Data listing:

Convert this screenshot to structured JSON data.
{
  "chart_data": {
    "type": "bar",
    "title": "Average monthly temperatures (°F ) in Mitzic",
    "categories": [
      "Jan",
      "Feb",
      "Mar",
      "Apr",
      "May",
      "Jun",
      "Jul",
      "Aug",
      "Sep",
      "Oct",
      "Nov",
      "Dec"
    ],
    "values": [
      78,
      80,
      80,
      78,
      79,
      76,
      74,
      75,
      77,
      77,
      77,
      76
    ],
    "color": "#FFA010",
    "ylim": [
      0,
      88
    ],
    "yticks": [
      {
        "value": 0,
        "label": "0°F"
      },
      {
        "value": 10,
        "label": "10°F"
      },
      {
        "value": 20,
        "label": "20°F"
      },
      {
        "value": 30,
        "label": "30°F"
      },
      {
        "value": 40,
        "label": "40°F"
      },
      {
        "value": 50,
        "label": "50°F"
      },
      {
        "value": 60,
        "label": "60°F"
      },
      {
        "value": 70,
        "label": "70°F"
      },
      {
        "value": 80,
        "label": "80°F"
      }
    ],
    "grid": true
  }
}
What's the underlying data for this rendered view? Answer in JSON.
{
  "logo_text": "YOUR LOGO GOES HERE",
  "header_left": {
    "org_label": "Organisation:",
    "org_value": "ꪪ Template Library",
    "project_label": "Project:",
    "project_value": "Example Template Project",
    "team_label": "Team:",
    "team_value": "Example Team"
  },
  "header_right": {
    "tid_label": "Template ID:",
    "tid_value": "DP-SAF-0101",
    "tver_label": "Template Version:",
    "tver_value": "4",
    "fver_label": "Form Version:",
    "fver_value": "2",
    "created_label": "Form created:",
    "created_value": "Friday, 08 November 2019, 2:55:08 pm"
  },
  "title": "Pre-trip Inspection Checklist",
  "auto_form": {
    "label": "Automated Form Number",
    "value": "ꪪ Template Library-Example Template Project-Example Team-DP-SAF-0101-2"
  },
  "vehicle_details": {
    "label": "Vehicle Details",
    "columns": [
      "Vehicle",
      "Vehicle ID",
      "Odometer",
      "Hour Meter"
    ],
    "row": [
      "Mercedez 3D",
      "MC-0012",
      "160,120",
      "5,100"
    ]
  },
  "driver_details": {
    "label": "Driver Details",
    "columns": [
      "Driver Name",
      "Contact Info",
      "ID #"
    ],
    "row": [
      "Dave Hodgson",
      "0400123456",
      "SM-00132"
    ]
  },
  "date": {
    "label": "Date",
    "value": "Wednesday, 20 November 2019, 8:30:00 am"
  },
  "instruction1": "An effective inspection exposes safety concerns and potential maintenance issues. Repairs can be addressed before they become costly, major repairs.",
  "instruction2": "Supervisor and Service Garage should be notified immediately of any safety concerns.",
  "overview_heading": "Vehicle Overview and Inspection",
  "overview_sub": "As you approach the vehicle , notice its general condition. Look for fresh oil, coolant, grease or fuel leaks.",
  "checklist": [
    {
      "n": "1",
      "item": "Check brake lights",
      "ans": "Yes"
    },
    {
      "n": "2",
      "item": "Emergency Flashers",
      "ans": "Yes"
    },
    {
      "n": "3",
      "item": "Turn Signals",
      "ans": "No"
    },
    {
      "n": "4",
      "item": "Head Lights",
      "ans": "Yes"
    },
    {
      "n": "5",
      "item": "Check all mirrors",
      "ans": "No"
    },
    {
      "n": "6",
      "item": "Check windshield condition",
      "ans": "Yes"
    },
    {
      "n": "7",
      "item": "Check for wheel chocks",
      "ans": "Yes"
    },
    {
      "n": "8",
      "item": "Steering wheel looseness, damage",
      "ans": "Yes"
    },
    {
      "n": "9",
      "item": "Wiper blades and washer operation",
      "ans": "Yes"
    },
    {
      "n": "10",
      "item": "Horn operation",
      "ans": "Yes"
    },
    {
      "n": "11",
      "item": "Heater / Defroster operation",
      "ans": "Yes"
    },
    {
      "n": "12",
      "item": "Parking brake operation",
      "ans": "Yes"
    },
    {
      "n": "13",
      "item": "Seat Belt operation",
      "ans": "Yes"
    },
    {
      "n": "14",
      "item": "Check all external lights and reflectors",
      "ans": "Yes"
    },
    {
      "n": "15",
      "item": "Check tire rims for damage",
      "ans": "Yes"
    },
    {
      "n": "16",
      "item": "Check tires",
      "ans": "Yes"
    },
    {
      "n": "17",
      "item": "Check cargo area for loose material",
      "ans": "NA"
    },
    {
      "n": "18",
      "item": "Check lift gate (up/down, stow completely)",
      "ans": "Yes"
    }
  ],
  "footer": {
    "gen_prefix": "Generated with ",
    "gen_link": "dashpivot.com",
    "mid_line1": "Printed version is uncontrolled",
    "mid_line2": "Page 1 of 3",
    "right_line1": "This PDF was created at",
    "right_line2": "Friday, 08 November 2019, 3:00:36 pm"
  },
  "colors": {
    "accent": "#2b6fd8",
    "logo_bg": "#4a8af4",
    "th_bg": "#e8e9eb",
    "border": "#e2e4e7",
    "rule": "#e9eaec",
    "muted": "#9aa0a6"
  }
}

Stated task: Give a single number: the count of lines above that include the word "Team".

Answer for the task: 3